The SAS Super 180 is appropriate for use in cleanrooms and other applications that demand the testing of a large volume of air in a short period of time.  The following volumes of air are suggested:

  • Visibly contaminated areas: 50-100 liters of air
  • Normal areas (house): 100-200 liters of air
  • Sterile or high-risk areas (cleanrooms, operating rooms): 500-1000 liters of air

 

General Procedure (for cleanroom procedure see below)

  1. Configure air sampler.
    • Press the ON/OFF switch to turn the sampler on. If it is not necessary to change the volume of air to be sampled, proceed to step 3.
    • To change the air volume, use the arrow buttons and select “Standard Mode” from the menu.
    • Press ENTER to confirm selection. Toggle up or down to set the appropriate volume required and press ENTER.
    • Press CLEAR each time you need to end an action. The unit will then come back to the initial configuration.
  2. Clean hands with an isopropyl alcohol pad.
  3. Remove the aspirating head and clean all surfaces with an isopropyl alcohol pad and dry with sterile gauze.
  4. Insert plate into sampler.
    • For 55 mm plates: load plate into sampler and remove plate lid.
    • For 90 mm plates: remove plate lid and load plate into sampler.
  5. Replace the aspirating head and tighten into place.
  6. Press “Start”.
  7. At the end of the cycle, remove the aspirating head.
    • For 55 mm plates: replace the lid of the agar plate and remove the plate from the sampler.
    • For 90 mm plates: remove the agar plate from the sampler and replace the lid of the plate.
  8. Seal the edge of the plate with electrical tape.
  9. If collecting additional samples, repeat process beginning at step 3.

 

Quality Control

Submit a blank unexposed agar plate for each lot of media used for the sampling event to serve as a negative control.

 

Reference

Bioscience International SAS Super 100/180 Instruction Manual, 11333 Woodglen Drive, Rockville, MD 20852, Sept 2012

 


 

Cleanroom Procedure

  1. Wipe the exterior of the sampler with a sporicidal agent prior to transfer into the cleanroom.
  2. Don proper garb and sterile gloves. Sanitize gloves with sterile 70% isopropyl alcohol (IPA).
  3. Place sampler and media on work surface/table that has been sanitized with sterile 70% IPA.
  4. Saturate a lint-free wipe with sterile 70% IPA and place on work surface.
  5. Configure air sampler.
    • Press the ON/OFF switch to turn the sampler on. If it is not necessary to change the volume of air to be sampled, proceed to step 7.
    • To change the air volume, use the arrow buttons and select “Standard Mode” from the menu.

[Entries taken from a collection]
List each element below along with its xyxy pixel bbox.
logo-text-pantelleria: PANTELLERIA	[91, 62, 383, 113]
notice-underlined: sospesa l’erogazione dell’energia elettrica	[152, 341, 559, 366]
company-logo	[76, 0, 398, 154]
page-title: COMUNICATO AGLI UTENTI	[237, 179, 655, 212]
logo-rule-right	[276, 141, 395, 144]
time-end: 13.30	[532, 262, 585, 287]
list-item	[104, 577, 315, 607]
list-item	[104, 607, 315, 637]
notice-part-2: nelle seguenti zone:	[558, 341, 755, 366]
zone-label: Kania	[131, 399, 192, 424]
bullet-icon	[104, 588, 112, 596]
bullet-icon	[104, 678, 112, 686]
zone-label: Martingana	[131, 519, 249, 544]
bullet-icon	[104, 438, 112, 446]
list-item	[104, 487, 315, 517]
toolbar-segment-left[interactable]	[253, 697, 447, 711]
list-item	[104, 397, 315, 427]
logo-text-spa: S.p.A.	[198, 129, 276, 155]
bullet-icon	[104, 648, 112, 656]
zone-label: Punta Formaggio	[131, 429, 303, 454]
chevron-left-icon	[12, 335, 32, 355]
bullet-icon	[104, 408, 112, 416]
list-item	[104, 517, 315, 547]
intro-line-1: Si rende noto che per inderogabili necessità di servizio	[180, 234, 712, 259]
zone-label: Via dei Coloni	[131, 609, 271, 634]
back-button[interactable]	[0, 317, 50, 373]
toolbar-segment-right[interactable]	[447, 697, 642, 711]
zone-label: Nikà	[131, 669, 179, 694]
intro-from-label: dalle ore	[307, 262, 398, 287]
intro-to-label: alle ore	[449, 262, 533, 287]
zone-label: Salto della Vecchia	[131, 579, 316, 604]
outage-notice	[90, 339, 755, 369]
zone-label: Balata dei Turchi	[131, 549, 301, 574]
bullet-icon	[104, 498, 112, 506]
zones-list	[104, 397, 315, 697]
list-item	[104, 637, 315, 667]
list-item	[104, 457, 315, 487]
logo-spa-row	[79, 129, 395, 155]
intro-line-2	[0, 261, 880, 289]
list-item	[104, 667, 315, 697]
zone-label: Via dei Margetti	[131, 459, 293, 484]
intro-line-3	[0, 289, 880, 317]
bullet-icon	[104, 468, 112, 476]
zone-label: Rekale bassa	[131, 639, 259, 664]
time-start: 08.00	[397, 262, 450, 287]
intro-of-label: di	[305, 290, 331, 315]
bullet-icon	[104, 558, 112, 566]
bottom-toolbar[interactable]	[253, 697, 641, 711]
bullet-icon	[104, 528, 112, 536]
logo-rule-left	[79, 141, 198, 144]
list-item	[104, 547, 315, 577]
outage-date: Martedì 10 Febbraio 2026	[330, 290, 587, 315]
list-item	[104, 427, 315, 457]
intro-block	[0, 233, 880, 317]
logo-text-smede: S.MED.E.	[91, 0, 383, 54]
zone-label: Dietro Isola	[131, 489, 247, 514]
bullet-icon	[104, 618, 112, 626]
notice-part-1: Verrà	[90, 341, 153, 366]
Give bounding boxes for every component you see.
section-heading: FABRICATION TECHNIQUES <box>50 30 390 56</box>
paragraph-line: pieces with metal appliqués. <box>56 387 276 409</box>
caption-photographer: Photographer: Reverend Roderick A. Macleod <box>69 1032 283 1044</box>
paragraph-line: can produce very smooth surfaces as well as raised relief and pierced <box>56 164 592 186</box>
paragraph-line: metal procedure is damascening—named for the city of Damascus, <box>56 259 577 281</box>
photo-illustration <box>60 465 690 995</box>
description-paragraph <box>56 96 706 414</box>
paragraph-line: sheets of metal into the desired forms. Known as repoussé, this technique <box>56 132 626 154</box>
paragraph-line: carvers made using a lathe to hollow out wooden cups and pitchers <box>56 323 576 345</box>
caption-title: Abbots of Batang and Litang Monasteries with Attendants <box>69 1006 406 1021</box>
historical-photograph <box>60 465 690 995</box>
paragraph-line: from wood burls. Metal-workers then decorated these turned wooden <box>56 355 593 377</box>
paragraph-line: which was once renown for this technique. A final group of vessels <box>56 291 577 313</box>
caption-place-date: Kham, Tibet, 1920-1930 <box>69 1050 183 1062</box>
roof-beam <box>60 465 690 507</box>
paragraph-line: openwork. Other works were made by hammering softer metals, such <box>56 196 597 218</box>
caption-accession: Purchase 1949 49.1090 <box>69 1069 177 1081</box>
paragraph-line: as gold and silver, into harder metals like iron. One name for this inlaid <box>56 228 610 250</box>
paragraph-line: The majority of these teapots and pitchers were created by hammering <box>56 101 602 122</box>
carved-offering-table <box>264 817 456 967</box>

**What to work on**
Copy the part of the air sampler procedure above from "4. Insert plate" up to and including "load plate into sampler.".

**Answer space**
4. Insert plate into sampler.
    • For 55 mm plates: load plate into sampler and remove plate lid.
    • For 90 mm plates: remove plate lid and load plate into sampler.